• DATA FOR THIS TASK
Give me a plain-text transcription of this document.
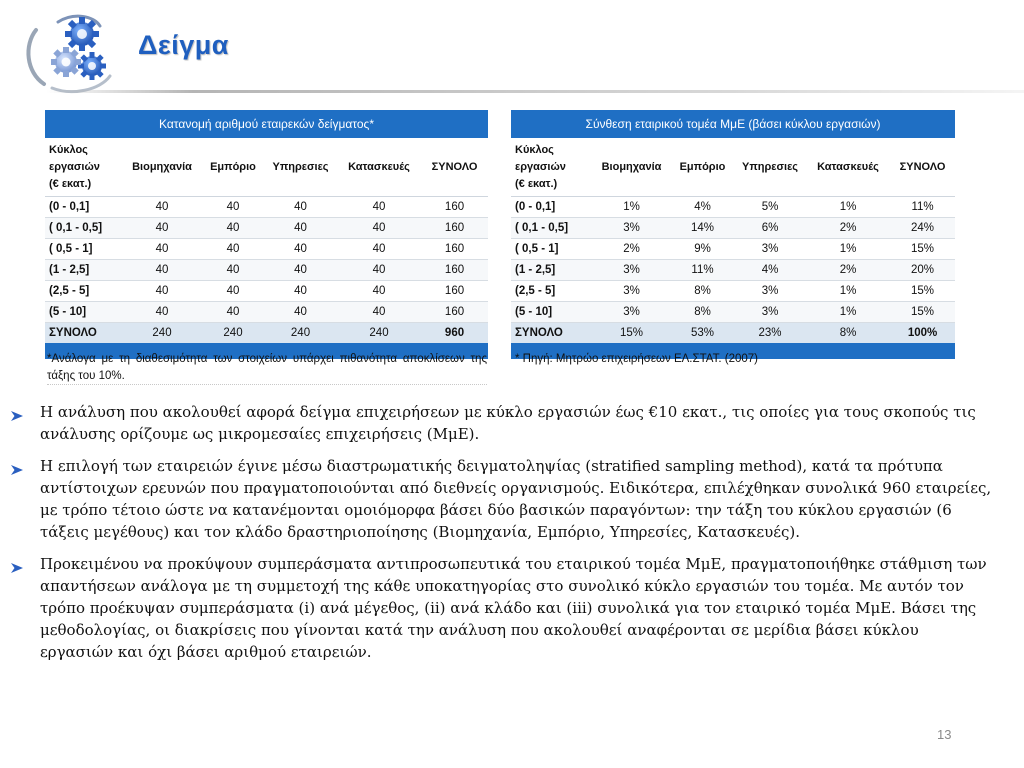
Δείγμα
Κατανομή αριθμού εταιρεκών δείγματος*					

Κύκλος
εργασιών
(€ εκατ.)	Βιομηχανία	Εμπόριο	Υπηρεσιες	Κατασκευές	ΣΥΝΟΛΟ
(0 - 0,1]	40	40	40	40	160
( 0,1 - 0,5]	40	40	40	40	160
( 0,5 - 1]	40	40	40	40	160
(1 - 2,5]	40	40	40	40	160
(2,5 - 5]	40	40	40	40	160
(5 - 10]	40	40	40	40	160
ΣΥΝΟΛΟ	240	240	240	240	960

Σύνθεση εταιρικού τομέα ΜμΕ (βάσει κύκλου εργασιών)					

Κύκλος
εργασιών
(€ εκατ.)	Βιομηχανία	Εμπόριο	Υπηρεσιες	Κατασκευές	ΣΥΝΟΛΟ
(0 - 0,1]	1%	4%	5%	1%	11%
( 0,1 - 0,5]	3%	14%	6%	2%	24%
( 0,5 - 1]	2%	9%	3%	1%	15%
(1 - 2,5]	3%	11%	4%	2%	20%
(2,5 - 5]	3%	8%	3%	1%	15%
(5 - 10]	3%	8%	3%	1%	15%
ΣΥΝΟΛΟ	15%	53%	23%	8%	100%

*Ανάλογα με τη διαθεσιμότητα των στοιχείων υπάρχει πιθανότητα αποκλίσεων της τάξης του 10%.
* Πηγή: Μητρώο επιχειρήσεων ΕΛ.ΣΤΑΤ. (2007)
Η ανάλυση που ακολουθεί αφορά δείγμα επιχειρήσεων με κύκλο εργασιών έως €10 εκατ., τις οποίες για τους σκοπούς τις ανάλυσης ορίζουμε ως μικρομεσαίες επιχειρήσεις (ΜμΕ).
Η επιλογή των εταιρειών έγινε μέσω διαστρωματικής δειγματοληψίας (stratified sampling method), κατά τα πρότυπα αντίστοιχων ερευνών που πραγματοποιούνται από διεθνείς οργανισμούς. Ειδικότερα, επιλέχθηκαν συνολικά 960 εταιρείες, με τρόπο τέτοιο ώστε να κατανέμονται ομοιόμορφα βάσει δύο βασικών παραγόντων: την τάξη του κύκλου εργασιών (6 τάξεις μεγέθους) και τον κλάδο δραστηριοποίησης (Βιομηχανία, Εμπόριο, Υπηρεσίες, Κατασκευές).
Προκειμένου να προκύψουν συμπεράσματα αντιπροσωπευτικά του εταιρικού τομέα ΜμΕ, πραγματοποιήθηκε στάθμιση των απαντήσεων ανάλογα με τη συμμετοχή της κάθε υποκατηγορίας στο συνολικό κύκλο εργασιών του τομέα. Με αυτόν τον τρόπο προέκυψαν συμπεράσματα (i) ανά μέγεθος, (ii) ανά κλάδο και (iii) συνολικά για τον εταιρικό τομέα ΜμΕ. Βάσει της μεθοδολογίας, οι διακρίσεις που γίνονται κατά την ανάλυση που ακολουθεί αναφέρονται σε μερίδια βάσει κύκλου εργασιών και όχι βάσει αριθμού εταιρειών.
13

• WHAT THE TASK ASKS
Copy out all lines from the material above that contain the string "κλάδο".

• FINISHED ANSWER
Η επιλογή των εταιρειών έγινε μέσω διαστρωματικής δειγματοληψίας (stratified sampling method), κατά τα πρότυπα αντίστοιχων ερευνών που πραγματοποιούνται από διεθνείς οργανισμούς. Ειδικότερα, επιλέχθηκαν συνολικά 960 εταιρείες, με τρόπο τέτοιο ώστε να κατανέμονται ομοιόμορφα βάσει δύο βασικών παραγόντων: την τάξη του κύκλου εργασιών (6 τάξεις μεγέθους) και τον κλάδο δραστηριοποίησης (Βιομηχανία, Εμπόριο, Υπηρεσίες, Κατασκευές).
Προκειμένου να προκύψουν συμπεράσματα αντιπροσωπευτικά του εταιρικού τομέα ΜμΕ, πραγματοποιήθηκε στάθμιση των απαντήσεων ανάλογα με τη συμμετοχή της κάθε υποκατηγορίας στο συνολικό κύκλο εργασιών του τομέα. Με αυτόν τον τρόπο προέκυψαν συμπεράσματα (i) ανά μέγεθος, (ii) ανά κλάδο και (iii) συνολικά για τον εταιρικό τομέα ΜμΕ. Βάσει της μεθοδολογίας, οι διακρίσεις που γίνονται κατά την ανάλυση που ακολουθεί αναφέρονται σε μερίδια βάσει κύκλου εργασιών και όχι βάσει αριθμού εταιρειών.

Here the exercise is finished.